> [Work to complete]
• A. Edit the flotilla account, starting with "Late on the" and going on through "head back home.", replacing "humanitarian" with "relief".
• B. Answer these questions using the flotilla account:
(i) Which town named in the chanting on the Mavi Marmara was the site of a seventh-century massacre and expulsion of a Jewish tribe?
(ii) How far from Gaza was the flotilla when the Israeli navy first warned the ships?
(iii) How many of the six ships did IDF personnel manage to board?
• C. Rewrite the paragraph of the flotilla account that begins "The flotilla ignored these entreaties" as a short list that keeps its main facts.

*** Reading passage

As the fleet neared Gaza, there was chanting on the Mavi Marmara: “Khaybar, Khaybar, ya Yahud, Jaish Muhammad saya’ud” – meaning, “Oh Jews, remember Khaybar; the army of Mohammed is returning!” This was an allusion to a seventh century massacre and expulsion by Muslims of a Jewish tribe in Khaybar, a town in what today is Saudi Arabia. Palestinian news carried reports of a woman passenger asserting, “We await one of two good things: to achieve martyrdom or to reach the shore of Gaza.”
Late on the night of May 30, with the flotilla within a hundred nautical miles of Gaza, the Israeli navy verbally admonished the ships that they were approaching “an area of hostility which is under a naval blockade.” The announcement emphasized that “the Israeli government supports delivery of humanitarian supplies to the civilian population of the Gaza Strip.” The navy thus invited the flotilla to divert course and enter Israel’s Ashod Port. There, any authentic humanitarian aid would be inspected and then transferred into Gaza “through formal land crossings.” Flotilla passengers were assured that they would be allowed to observe the inspection, after which they could safely head back home.
The flotilla ignored these entreaties and kept provocatively advancing. In the early morning hours of May 31, with the flotilla now 70 nautical miles from the coast, Israeli navy vessels approached. IDF personnel were able to board five of the six ships, whose pro-Palestinian activists, having made their point, offered little resistance.

******
*** Information shown

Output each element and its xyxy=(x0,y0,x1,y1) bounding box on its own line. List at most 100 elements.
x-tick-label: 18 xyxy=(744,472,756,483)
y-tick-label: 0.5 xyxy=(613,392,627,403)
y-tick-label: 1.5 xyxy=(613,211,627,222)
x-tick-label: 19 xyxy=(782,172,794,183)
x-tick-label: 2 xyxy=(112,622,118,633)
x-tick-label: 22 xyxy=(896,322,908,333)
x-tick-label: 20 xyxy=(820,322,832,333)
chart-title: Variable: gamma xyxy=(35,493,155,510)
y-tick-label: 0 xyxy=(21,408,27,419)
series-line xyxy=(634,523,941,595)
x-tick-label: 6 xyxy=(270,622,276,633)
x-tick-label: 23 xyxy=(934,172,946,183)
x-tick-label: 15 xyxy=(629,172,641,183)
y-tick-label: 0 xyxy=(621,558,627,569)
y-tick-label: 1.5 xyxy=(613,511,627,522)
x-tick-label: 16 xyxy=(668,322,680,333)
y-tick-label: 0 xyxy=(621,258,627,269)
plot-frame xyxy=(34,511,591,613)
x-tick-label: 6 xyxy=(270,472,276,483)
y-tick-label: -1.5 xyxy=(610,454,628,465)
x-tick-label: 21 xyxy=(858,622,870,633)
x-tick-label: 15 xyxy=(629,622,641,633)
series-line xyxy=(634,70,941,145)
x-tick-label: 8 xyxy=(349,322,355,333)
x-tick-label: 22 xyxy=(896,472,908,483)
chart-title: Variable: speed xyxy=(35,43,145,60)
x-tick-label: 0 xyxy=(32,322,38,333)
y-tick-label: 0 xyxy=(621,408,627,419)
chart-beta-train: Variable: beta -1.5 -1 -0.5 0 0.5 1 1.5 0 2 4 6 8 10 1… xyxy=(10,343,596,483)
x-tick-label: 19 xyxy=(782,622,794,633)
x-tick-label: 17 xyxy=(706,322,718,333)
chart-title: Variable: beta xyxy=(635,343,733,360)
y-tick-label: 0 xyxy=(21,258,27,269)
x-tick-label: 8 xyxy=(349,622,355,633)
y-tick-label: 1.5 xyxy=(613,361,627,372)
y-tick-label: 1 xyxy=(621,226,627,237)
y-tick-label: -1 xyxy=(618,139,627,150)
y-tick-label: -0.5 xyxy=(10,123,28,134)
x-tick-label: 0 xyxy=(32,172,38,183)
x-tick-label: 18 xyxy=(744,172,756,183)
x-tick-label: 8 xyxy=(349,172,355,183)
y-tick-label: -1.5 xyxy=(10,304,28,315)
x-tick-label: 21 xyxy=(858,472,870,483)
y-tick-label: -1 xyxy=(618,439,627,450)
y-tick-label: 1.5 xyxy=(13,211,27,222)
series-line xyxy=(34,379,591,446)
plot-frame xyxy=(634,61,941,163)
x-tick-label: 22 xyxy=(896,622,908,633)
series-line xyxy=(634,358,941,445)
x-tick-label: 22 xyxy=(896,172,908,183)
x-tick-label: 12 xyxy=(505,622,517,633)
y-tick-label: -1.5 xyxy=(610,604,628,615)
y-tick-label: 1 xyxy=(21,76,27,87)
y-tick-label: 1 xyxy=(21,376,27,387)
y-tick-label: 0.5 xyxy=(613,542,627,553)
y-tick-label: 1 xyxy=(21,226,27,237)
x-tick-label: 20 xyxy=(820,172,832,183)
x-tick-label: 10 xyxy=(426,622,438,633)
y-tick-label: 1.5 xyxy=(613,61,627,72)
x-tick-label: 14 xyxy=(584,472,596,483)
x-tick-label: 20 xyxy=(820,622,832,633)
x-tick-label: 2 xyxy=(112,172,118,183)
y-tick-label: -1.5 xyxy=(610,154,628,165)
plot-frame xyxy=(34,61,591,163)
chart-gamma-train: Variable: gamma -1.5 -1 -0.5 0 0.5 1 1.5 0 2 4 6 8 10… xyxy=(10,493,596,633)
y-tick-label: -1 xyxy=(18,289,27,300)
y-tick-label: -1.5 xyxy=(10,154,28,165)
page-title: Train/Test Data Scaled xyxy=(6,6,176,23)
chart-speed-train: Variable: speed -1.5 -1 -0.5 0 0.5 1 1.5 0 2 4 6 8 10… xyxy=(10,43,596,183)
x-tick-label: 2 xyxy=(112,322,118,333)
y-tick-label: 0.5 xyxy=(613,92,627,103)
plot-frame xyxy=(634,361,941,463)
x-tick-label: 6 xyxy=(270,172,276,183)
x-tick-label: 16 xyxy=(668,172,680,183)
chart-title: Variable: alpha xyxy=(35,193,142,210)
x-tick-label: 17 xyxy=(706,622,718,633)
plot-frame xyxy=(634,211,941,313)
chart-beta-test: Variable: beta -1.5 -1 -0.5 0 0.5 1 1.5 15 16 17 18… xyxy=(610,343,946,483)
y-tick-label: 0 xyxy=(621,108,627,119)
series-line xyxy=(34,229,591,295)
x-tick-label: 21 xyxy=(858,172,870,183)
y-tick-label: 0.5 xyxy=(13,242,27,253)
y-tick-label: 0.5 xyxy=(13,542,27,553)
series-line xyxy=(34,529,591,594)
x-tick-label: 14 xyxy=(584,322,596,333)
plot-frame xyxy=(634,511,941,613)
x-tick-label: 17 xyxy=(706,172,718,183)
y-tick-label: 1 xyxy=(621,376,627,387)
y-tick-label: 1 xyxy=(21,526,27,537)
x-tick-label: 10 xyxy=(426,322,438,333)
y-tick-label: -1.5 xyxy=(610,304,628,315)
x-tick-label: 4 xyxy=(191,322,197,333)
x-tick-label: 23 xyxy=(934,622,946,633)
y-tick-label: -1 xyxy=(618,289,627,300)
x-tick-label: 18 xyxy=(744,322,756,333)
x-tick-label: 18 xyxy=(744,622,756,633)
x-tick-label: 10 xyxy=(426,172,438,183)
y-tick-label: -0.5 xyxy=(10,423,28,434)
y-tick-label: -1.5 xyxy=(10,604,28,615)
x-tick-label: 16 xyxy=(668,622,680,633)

******

> [Exercise solutions]
• A.
Late on the night of May 30, with the flotilla within a hundred nautical miles of Gaza, the Israeli navy verbally admonished the ships that they were approaching “an area of hostility which is under a naval blockade.” The announcement emphasized that “the Israeli government supports delivery of relief supplies to the civilian population of the Gaza Strip.” The navy thus invited the flotilla to divert course and enter Israel’s Ashod Port. There, any authentic relief aid would be inspected and then transferred into Gaza “through formal land crossings.” Flotilla passengers were assured that they would be allowed to observe the inspection, after which they could safely head back home.

• B.
(i) Khaybar
(ii) Within a hundred nautical miles
(iii) Five

• C.
- The flotilla ignored the Israeli appeals and kept advancing.
- In the early morning of May 31, when the flotilla was 70 nautical miles from the coast, Israeli navy vessels approached.
- IDF personnel boarded five of the six ships, where the pro-Palestinian activists offered little resistance.